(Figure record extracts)
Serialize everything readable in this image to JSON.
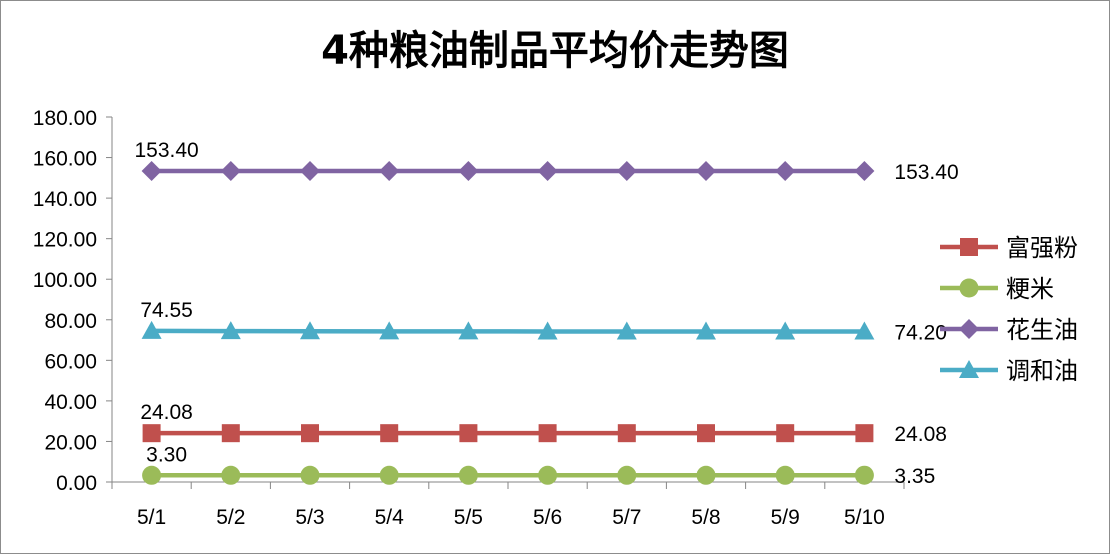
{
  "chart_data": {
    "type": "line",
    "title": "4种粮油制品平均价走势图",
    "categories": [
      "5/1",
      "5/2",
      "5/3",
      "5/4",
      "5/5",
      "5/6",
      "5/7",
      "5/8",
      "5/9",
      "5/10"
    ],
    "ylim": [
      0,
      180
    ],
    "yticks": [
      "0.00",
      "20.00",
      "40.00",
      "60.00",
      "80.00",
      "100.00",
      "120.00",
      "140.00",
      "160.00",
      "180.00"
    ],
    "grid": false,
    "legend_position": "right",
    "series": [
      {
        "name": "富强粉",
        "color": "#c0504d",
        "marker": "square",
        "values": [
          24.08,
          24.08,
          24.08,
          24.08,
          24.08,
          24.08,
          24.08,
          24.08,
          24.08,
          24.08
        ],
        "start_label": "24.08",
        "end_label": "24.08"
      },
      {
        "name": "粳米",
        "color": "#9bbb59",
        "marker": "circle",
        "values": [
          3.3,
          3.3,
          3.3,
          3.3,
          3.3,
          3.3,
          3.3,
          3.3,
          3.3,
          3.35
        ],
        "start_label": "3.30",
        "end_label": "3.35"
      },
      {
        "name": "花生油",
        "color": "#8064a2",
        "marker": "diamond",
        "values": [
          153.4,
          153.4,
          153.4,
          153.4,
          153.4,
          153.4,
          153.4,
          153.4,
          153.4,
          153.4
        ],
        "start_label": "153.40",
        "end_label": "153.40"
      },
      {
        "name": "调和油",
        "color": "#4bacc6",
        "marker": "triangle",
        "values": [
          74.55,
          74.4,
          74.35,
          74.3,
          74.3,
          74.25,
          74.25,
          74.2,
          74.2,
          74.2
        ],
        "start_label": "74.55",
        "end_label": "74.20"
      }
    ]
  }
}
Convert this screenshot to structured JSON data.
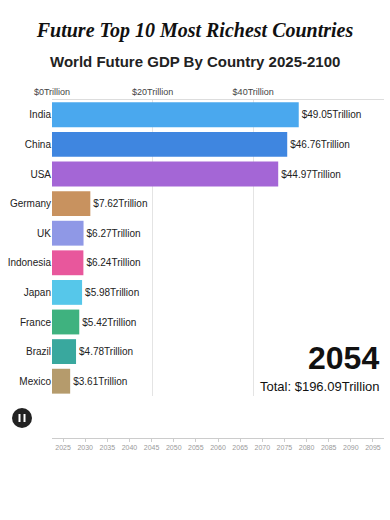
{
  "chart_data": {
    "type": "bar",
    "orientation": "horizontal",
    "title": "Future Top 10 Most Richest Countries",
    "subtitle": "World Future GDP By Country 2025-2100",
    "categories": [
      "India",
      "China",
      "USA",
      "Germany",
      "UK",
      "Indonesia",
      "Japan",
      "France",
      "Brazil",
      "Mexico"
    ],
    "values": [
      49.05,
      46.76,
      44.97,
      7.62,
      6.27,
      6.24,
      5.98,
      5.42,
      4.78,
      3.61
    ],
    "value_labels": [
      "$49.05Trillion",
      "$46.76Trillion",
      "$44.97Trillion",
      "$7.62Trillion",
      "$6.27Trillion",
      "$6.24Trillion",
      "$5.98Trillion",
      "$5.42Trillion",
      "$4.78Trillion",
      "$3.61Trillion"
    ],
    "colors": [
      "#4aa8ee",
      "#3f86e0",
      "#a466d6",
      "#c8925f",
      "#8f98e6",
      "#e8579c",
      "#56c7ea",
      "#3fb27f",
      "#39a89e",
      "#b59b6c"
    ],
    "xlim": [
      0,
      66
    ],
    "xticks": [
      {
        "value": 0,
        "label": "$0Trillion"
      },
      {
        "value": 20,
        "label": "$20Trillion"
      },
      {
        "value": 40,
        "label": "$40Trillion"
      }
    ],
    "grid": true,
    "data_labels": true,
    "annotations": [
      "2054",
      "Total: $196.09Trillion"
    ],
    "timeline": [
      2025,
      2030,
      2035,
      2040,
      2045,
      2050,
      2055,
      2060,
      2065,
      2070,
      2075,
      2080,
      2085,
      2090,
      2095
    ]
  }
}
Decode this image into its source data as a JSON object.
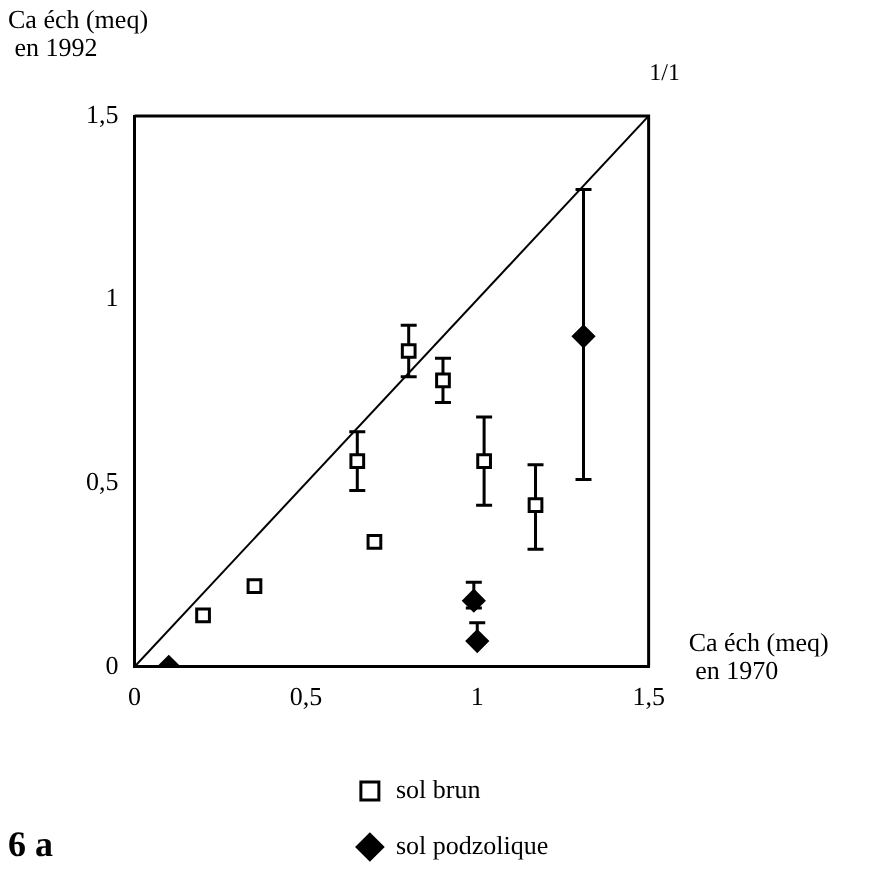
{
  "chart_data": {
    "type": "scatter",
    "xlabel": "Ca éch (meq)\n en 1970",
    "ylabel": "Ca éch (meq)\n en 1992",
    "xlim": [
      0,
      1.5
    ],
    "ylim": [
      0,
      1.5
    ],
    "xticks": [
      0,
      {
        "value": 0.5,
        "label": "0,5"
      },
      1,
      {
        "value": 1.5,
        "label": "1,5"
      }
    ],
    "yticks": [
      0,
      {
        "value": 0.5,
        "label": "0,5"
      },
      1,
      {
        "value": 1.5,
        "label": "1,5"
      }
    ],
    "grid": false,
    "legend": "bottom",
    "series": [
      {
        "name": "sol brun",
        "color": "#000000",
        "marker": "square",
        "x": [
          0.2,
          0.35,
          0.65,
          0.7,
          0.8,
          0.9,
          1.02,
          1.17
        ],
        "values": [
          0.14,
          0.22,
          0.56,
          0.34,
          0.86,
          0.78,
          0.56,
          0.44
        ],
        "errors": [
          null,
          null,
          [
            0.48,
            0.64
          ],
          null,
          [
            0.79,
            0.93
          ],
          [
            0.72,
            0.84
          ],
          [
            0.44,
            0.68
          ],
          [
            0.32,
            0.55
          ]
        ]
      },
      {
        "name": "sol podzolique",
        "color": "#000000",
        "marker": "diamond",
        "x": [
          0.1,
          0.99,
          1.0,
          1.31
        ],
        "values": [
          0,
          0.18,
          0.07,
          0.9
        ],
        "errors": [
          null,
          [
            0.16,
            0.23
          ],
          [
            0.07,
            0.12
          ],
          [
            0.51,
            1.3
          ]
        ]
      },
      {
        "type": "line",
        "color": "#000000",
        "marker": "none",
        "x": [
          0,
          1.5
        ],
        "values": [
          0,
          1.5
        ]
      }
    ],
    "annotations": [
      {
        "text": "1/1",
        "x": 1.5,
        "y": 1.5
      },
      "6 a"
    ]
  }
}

Task statement
The data above should be repeated exactly, minus any pictures.

Task output
Serialize everything readable in this image to JSON.
{
  "chart_data": {
    "type": "line",
    "title": "4种粮油制品平均价走势图",
    "categories": [
      "5/1",
      "5/2",
      "5/3",
      "5/4",
      "5/5",
      "5/6",
      "5/7",
      "5/8",
      "5/9",
      "5/10"
    ],
    "ylim": [
      0,
      180
    ],
    "yticks": [
      "0.00",
      "20.00",
      "40.00",
      "60.00",
      "80.00",
      "100.00",
      "120.00",
      "140.00",
      "160.00",
      "180.00"
    ],
    "grid": false,
    "legend_position": "right",
    "series": [
      {
        "name": "富强粉",
        "color": "#c0504d",
        "marker": "square",
        "values": [
          24.08,
          24.08,
          24.08,
          24.08,
          24.08,
          24.08,
          24.08,
          24.08,
          24.08,
          24.08
        ],
        "start_label": "24.08",
        "end_label": "24.08"
      },
      {
        "name": "粳米",
        "color": "#9bbb59",
        "marker": "circle",
        "values": [
          3.3,
          3.3,
          3.3,
          3.3,
          3.3,
          3.3,
          3.3,
          3.3,
          3.3,
          3.35
        ],
        "start_label": "3.30",
        "end_label": "3.35"
      },
      {
        "name": "花生油",
        "color": "#8064a2",
        "marker": "diamond",
        "values": [
          153.4,
          153.4,
          153.4,
          153.4,
          153.4,
          153.4,
          153.4,
          153.4,
          153.4,
          153.4
        ],
        "start_label": "153.40",
        "end_label": "153.40"
      },
      {
        "name": "调和油",
        "color": "#4bacc6",
        "marker": "triangle",
        "values": [
          74.55,
          74.4,
          74.35,
          74.3,
          74.3,
          74.25,
          74.25,
          74.2,
          74.2,
          74.2
        ],
        "start_label": "74.55",
        "end_label": "74.20"
      }
    ]
  }
}
Convert this screenshot to structured JSON data.
{
  "chart_data": {
    "type": "bar",
    "orientation": "horizontal",
    "title": "Future Top 10 Most Richest Countries",
    "subtitle": "World Future GDP By Country 2025-2100",
    "categories": [
      "India",
      "China",
      "USA",
      "Germany",
      "UK",
      "Indonesia",
      "Japan",
      "France",
      "Brazil",
      "Mexico"
    ],
    "values": [
      49.05,
      46.76,
      44.97,
      7.62,
      6.27,
      6.24,
      5.98,
      5.42,
      4.78,
      3.61
    ],
    "value_labels": [
      "$49.05Trillion",
      "$46.76Trillion",
      "$44.97Trillion",
      "$7.62Trillion",
      "$6.27Trillion",
      "$6.24Trillion",
      "$5.98Trillion",
      "$5.42Trillion",
      "$4.78Trillion",
      "$3.61Trillion"
    ],
    "colors": [
      "#4aa8ee",
      "#3f86e0",
      "#a466d6",
      "#c8925f",
      "#8f98e6",
      "#e8579c",
      "#56c7ea",
      "#3fb27f",
      "#39a89e",
      "#b59b6c"
    ],
    "xlim": [
      0,
      66
    ],
    "xticks": [
      {
        "value": 0,
        "label": "$0Trillion"
      },
      {
        "value": 20,
        "label": "$20Trillion"
      },
      {
        "value": 40,
        "label": "$40Trillion"
      }
    ],
    "grid": true,
    "data_labels": true,
    "annotations": [
      "2054",
      "Total: $196.09Trillion"
    ],
    "timeline": [
      2025,
      2030,
      2035,
      2040,
      2045,
      2050,
      2055,
      2060,
      2065,
      2070,
      2075,
      2080,
      2085,
      2090,
      2095
    ]
  }
}
Decode this image into its source data as a JSON object.
{
  "chart_data": {
    "type": "scatter",
    "xlabel": "Ca éch (meq)\n en 1970",
    "ylabel": "Ca éch (meq)\n en 1992",
    "xlim": [
      0,
      1.5
    ],
    "ylim": [
      0,
      1.5
    ],
    "xticks": [
      0,
      {
        "value": 0.5,
        "label": "0,5"
      },
      1,
      {
        "value": 1.5,
        "label": "1,5"
      }
    ],
    "yticks": [
      0,
      {
        "value": 0.5,
        "label": "0,5"
      },
      1,
      {
        "value": 1.5,
        "label": "1,5"
      }
    ],
    "grid": false,
    "legend": "bottom",
    "series": [
      {
        "name": "sol brun",
        "color": "#000000",
        "marker": "square",
        "x": [
          0.2,
          0.35,
          0.65,
          0.7,
          0.8,
          0.9,
          1.02,
          1.17
        ],
        "values": [
          0.14,
          0.22,
          0.56,
          0.34,
          0.86,
          0.78,
          0.56,
          0.44
        ],
        "errors": [
          null,
          null,
          [
            0.48,
            0.64
          ],
          null,
          [
            0.79,
            0.93
          ],
          [
            0.72,
            0.84
          ],
          [
            0.44,
            0.68
          ],
          [
            0.32,
            0.55
          ]
        ]
      },
      {
        "name": "sol podzolique",
        "color": "#000000",
        "marker": "diamond",
        "x": [
          0.1,
          0.99,
          1.0,
          1.31
        ],
        "values": [
          0,
          0.18,
          0.07,
          0.9
        ],
        "errors": [
          null,
          [
            0.16,
            0.23
          ],
          [
            0.07,
            0.12
          ],
          [
            0.51,
            1.3
          ]
        ]
      },
      {
        "type": "line",
        "color": "#000000",
        "marker": "none",
        "x": [
          0,
          1.5
        ],
        "values": [
          0,
          1.5
        ]
      }
    ],
    "annotations": [
      {
        "text": "1/1",
        "x": 1.5,
        "y": 1.5
      },
      "6 a"
    ]
  }
}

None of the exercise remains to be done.